PROMPT
Count each line in which the word "screenshot" appears. Reply with the total and nothing more.

Data entries
══════════
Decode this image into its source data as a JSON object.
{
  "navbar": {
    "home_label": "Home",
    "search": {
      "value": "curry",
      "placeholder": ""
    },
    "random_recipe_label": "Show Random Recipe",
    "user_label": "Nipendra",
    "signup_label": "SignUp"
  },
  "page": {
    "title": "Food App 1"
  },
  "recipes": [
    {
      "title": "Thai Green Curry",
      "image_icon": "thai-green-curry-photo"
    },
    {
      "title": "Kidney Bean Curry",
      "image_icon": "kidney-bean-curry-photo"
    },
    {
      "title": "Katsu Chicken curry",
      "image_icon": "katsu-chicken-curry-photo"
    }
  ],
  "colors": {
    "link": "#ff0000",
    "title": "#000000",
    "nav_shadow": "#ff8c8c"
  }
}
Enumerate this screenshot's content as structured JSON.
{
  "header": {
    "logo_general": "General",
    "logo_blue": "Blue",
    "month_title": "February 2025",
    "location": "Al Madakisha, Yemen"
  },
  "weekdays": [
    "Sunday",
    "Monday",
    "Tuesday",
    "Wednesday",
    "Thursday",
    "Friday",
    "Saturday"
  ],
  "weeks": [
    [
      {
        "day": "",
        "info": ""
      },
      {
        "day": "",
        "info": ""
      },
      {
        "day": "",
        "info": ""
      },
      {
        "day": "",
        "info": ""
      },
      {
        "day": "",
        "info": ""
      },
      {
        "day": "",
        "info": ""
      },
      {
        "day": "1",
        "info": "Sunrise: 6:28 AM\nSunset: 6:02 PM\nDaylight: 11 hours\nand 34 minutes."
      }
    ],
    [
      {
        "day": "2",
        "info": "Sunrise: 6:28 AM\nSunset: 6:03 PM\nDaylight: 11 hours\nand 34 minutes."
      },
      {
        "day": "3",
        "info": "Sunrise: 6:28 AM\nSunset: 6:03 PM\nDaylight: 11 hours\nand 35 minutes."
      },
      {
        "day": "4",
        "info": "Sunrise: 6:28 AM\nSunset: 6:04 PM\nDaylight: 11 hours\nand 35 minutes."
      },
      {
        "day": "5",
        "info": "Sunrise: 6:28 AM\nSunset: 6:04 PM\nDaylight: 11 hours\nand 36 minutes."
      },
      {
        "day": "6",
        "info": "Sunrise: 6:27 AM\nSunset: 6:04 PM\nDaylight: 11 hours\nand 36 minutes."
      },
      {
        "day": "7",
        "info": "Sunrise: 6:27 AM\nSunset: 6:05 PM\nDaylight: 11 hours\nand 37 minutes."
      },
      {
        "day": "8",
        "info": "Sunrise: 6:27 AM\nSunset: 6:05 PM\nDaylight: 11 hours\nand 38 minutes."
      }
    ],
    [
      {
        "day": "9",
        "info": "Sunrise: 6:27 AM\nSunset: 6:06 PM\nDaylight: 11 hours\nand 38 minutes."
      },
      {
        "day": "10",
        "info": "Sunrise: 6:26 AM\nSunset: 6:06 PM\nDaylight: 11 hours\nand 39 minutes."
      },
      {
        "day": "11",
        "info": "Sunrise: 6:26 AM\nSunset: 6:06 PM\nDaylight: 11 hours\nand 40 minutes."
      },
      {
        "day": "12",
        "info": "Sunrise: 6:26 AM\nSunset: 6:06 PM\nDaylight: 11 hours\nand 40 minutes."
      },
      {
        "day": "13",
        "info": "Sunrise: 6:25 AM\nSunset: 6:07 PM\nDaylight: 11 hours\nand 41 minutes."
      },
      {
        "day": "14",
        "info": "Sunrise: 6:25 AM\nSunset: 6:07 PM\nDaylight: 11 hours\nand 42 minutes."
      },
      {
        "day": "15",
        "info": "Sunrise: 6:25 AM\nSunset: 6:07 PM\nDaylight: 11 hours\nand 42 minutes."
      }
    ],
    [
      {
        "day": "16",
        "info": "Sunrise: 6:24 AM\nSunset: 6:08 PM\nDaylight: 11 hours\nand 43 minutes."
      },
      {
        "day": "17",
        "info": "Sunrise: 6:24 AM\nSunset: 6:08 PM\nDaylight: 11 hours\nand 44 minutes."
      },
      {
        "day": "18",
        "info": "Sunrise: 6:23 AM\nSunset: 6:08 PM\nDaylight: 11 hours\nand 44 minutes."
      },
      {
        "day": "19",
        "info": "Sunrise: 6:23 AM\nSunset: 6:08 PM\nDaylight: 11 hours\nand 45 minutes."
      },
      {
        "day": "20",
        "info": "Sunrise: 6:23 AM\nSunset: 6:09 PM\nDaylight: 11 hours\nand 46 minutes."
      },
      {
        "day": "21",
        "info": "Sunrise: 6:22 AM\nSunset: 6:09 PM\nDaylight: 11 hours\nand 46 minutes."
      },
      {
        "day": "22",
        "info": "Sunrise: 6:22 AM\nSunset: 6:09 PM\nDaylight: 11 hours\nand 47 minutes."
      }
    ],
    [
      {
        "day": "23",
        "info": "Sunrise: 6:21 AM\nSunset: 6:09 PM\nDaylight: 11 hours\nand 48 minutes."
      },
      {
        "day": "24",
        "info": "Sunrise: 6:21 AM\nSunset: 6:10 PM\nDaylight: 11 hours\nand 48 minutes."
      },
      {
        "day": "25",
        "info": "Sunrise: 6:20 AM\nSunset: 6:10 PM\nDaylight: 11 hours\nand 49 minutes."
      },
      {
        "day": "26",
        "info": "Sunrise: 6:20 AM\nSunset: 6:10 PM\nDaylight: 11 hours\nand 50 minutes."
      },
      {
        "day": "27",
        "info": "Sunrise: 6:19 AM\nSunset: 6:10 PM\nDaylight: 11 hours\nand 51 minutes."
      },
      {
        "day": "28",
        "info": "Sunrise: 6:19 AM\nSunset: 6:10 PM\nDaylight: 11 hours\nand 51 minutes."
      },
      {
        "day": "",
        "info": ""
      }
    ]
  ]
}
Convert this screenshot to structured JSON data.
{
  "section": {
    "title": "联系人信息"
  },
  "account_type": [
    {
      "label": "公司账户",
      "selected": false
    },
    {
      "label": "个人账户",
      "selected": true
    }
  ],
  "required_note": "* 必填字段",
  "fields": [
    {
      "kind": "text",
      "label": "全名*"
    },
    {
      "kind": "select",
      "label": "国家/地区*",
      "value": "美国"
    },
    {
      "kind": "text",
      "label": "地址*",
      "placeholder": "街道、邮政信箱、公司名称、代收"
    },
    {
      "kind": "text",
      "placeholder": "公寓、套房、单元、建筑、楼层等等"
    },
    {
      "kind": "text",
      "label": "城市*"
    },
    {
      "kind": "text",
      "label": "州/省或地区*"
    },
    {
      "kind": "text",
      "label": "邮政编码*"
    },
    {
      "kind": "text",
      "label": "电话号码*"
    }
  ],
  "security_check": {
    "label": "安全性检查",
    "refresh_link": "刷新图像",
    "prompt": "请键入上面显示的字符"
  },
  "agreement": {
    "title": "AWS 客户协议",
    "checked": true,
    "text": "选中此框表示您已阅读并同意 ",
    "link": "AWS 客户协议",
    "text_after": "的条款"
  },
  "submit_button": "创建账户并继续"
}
══════════
ANSWER IN FULL
2